__Data__.
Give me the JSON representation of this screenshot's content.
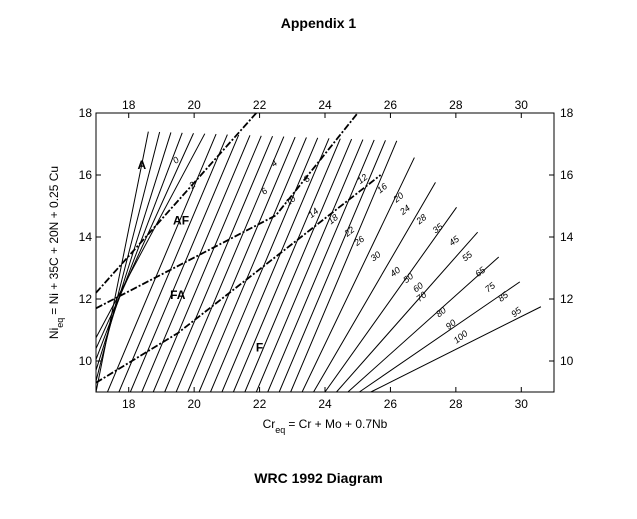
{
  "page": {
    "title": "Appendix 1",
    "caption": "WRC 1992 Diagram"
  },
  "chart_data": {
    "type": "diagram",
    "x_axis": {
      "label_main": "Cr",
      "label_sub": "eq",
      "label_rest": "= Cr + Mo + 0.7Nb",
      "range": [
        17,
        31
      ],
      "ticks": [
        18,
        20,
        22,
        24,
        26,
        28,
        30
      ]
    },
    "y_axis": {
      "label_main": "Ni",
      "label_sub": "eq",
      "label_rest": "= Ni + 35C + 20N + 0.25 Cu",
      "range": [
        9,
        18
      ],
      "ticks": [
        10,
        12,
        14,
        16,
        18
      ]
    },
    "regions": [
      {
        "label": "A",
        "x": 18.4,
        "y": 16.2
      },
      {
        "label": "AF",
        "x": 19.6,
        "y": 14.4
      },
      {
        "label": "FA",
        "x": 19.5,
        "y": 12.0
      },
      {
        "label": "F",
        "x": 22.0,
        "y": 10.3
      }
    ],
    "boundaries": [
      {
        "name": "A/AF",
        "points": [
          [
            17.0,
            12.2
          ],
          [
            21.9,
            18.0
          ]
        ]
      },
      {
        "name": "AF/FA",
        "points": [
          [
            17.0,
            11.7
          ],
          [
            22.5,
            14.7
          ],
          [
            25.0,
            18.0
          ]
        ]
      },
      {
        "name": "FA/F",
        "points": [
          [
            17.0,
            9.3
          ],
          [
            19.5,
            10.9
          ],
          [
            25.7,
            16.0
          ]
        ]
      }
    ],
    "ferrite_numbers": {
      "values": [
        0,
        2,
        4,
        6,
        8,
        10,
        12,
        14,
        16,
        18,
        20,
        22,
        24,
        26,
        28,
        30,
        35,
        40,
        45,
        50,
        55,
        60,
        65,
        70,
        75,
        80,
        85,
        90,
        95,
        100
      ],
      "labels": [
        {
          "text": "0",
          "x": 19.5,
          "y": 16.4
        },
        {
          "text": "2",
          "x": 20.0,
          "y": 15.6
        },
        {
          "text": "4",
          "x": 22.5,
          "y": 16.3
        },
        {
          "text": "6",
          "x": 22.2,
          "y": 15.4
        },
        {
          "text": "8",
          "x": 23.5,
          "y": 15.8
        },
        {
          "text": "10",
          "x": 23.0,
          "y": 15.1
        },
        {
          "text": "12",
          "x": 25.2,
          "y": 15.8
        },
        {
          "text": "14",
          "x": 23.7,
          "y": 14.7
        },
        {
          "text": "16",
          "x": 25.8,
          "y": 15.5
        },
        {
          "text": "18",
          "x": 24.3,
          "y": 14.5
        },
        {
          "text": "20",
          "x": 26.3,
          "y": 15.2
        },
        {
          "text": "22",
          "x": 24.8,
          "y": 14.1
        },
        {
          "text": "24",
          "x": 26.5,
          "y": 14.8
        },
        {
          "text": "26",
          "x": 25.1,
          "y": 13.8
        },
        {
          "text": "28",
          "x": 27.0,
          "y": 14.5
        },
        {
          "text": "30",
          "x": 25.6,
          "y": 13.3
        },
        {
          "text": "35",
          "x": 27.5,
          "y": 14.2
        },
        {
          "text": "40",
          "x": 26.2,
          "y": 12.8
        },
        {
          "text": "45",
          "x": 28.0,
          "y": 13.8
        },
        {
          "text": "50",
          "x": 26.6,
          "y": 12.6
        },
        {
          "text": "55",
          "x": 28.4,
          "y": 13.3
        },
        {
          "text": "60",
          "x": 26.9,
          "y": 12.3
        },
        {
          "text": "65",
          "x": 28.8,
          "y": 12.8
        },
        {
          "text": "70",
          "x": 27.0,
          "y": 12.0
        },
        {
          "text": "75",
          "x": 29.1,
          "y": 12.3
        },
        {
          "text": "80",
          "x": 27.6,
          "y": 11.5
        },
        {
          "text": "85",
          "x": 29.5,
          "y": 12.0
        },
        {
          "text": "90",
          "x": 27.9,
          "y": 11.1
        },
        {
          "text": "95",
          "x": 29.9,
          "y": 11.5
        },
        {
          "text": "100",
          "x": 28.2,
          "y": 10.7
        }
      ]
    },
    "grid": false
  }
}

* * *

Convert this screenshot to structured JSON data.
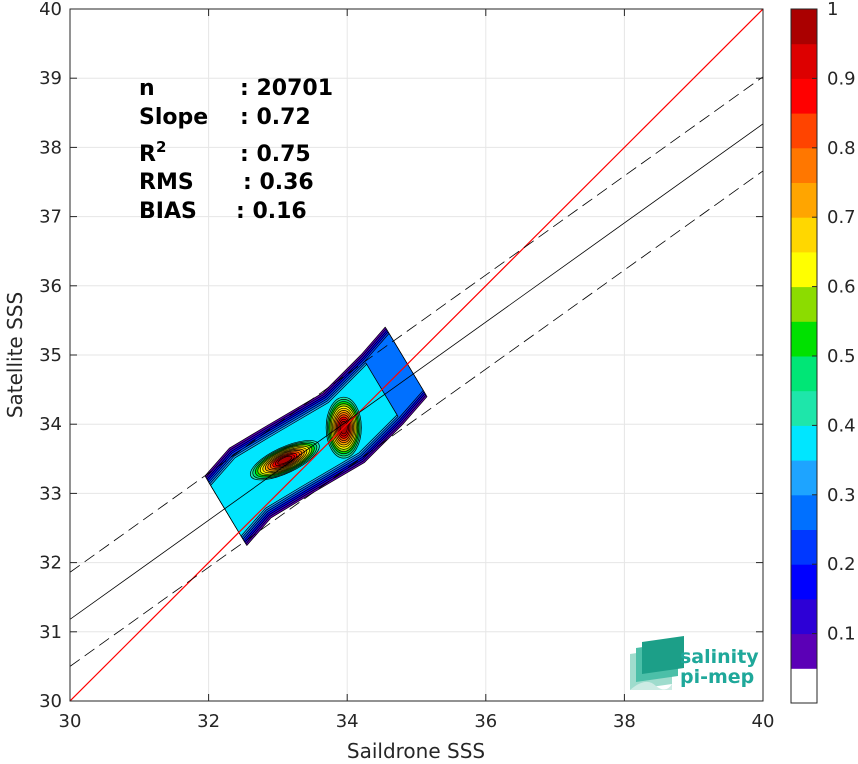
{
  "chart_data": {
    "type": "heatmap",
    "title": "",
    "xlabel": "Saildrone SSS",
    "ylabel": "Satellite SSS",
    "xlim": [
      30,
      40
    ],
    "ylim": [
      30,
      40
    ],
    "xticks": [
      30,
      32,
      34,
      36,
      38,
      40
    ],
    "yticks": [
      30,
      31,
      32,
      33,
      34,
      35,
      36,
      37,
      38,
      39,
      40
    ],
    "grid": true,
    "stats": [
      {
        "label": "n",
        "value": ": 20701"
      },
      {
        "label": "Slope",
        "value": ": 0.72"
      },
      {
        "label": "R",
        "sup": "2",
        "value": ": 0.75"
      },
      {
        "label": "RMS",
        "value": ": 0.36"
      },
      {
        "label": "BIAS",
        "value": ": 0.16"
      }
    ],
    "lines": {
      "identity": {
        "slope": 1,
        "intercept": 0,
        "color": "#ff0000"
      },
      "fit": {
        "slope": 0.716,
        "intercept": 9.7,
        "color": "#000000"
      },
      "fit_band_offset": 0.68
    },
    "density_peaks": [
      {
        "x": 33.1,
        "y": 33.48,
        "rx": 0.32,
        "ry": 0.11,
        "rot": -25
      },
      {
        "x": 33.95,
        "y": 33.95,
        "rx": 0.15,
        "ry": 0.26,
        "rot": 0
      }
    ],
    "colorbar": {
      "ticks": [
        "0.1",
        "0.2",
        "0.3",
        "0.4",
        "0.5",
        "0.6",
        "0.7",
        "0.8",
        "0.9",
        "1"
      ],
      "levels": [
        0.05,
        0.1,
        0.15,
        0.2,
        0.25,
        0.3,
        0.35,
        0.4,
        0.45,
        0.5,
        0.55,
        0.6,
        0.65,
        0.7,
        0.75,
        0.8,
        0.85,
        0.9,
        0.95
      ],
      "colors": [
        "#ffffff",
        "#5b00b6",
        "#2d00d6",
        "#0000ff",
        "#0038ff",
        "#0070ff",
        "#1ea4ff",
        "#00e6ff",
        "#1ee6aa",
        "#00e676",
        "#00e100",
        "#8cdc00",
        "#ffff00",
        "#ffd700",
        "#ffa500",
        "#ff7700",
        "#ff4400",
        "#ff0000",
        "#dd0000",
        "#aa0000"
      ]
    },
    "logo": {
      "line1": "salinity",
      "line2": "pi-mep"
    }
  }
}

__The exercise__. Give only the number of lines above that hold the string "JSON".

__Result__. 2